### What is needed
Your task is to copy each line that has the word "this".

══ Extracted entries

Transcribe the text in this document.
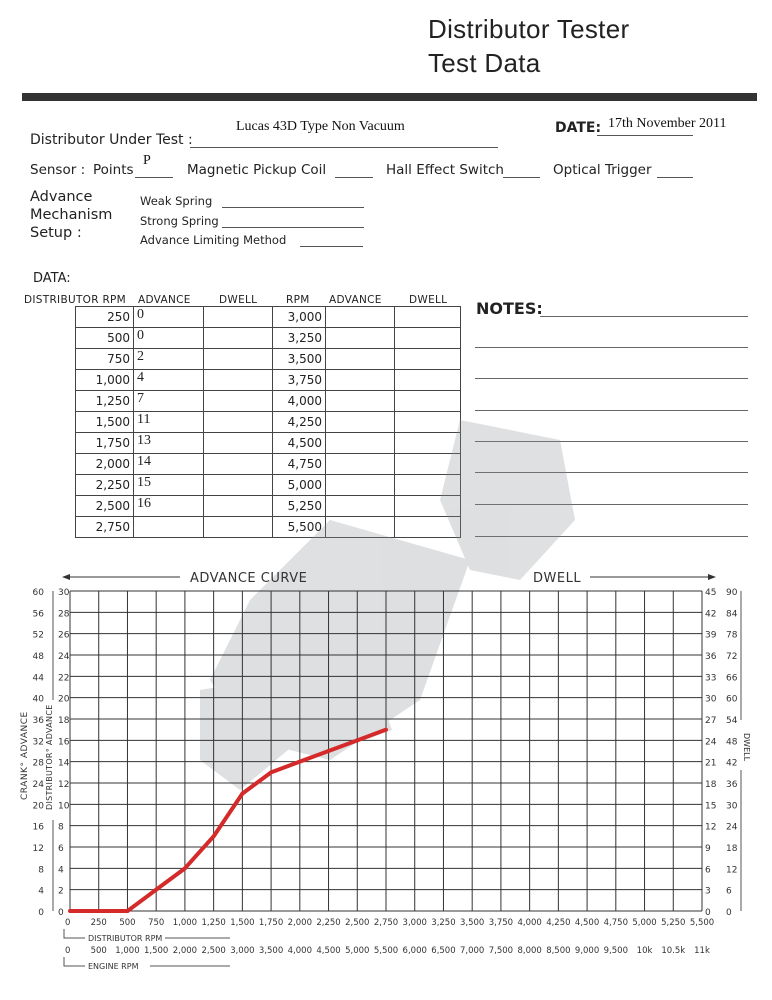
Distributor Tester
Test Data
Distributor Under Test :
Lucas 43D Type Non Vacuum	DATE: 17th November 2011
Sensor : Points
P
Magnetic Pickup Coil	Hall Effect Switch	Optical Trigger
Advance
Mechanism
Setup :
Weak Spring
Strong Spring
Advance Limiting Method
DATA:
DISTRIBUTOR RPM ADVANCE	DWELL	RPM ADVANCE	DWELL
250	0		3,000		
500	0		3,250		
750	2		3,500		
1,000	4		3,750		
1,250	7		4,000		
1,500	11		4,250		
1,750	13		4,500		
2,000	14		4,750		
2,250	15		5,000		
2,500	16		5,250		
2,750			5,500		
NOTES:
0 0	0 0
4 2	3 6
8 4	6 12
12 6	9 18
16 8	12 24
20 10	15 30
24 12	18 36
28 14	21 42
32 16	24 48
36 18	27 54
40 20	30 60
44 22	33 66
48 24	36 72
52 26	39 78
56 28	42 84
60 30	45 90
CRANK° ADVANCE DISTRIBUTOR° ADVANCE	DWELL
ADVANCE CURVE	DWELL
0
0
250
500
500
1,000
750
1,500
1,000
2,000
1,250
2,500
1,500
3,000
1,750
3,500
2,000
4,000
2,250
4,500
2,500
5,000
2,750
5,500
3,000
6,000
3,250
6,500
3,500
7,000
3,750
7,500
4,000
8,000
4,250
8,500
4,500
9,000
4,750
9,500
5,000
10k
5,250
10.5k
5,500
11k
DISTRIBUTOR RPM
ENGINE RPM
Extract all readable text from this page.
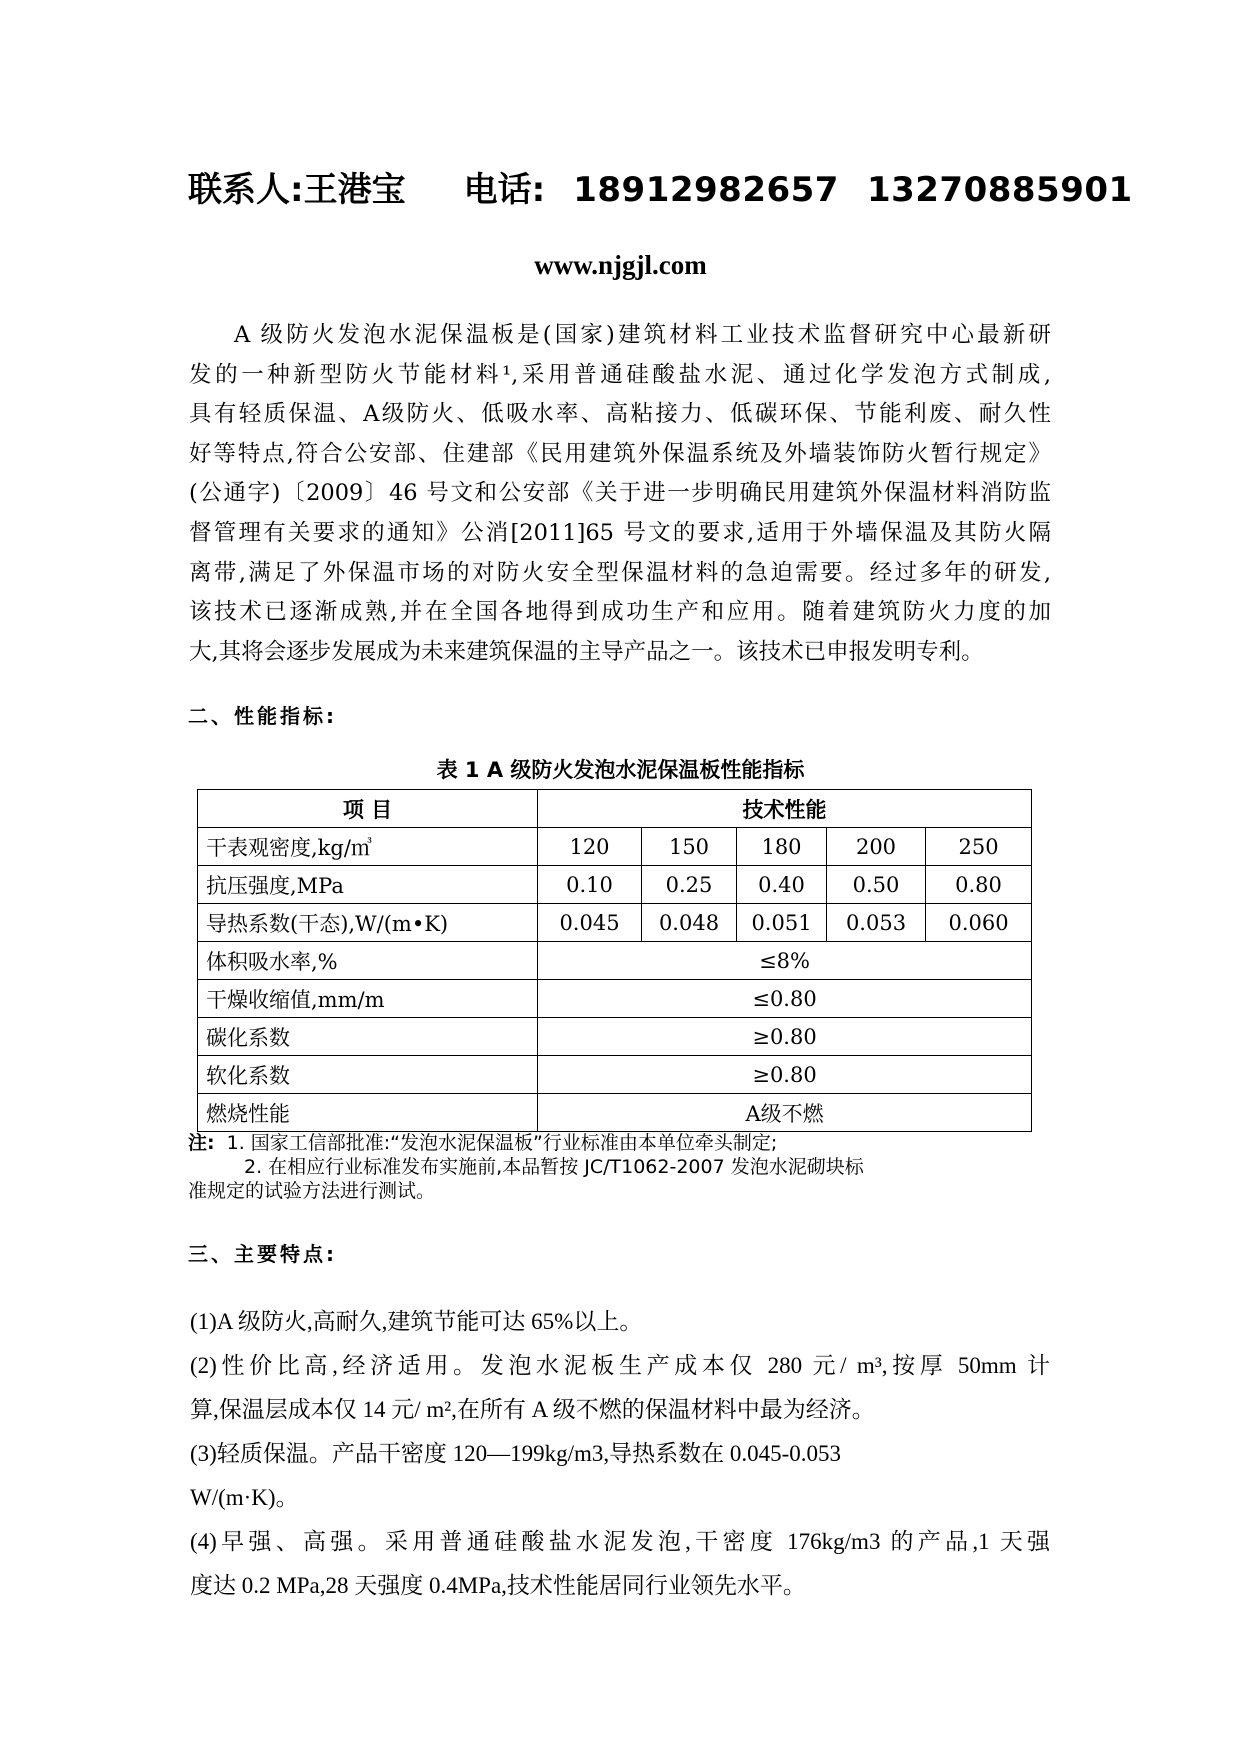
联系人:王港宝 电话: 18912982657 13270885901
www.njgjl.com
A 级防火发泡水泥保温板是(国家)建筑材料工业技术监督研究中心最新研
发的一种新型防火节能材料¹,采用普通硅酸盐水泥、通过化学发泡方式制成,
具有轻质保温、A级防火、低吸水率、高粘接力、低碳环保、节能利废、耐久性
好等特点,符合公安部、住建部《民用建筑外保温系统及外墙装饰防火暂行规定》
(公通字)〔2009〕46 号文和公安部《关于进一步明确民用建筑外保温材料消防监
督管理有关要求的通知》公消[2011]65 号文的要求,适用于外墙保温及其防火隔
离带,满足了外保温市场的对防火安全型保温材料的急迫需要。经过多年的研发,
该技术已逐渐成熟,并在全国各地得到成功生产和应用。随着建筑防火力度的加
大,其将会逐步发展成为未来建筑保温的主导产品之一。该技术已申报发明专利。
二、性能指标:
表 1 A 级防火发泡水泥保温板性能指标
项 目	技术性能				
干表观密度,kg/㎥	120	150	180	200	250
抗压强度,MPa	0.10	0.25	0.40	0.50	0.80
导热系数(干态),W/(m•K)	0.045	0.048	0.051	0.053	0.060
体积吸水率,%	≤8%				
干燥收缩值,mm/m	≤0.80				
碳化系数	≥0.80				
软化系数	≥0.80				
燃烧性能	A级不燃				
注: 1. 国家工信部批准:“发泡水泥保温板”行业标准由本单位牵头制定;
2. 在相应行业标准发布实施前,本品暂按 JC/T1062-2007 发泡水泥砌块标
准规定的试验方法进行测试。
三、主要特点:
(1)A 级防火,高耐久,建筑节能可达 65%以上。
(2)性价比高,经济适用。发泡水泥板生产成本仅 280 元/ m³,按厚 50mm 计
算,保温层成本仅 14 元/ m²,在所有 A 级不燃的保温材料中最为经济。
(3)轻质保温。产品干密度 120—199kg/m3,导热系数在 0.045-0.053
W/(m·K)。
(4)早强、高强。采用普通硅酸盐水泥发泡,干密度 176kg/m3 的产品,1 天强
度达 0.2 MPa,28 天强度 0.4MPa,技术性能居同行业领先水平。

════

### Result below
Transcribe the text in this document.
Extract all readable text from this page.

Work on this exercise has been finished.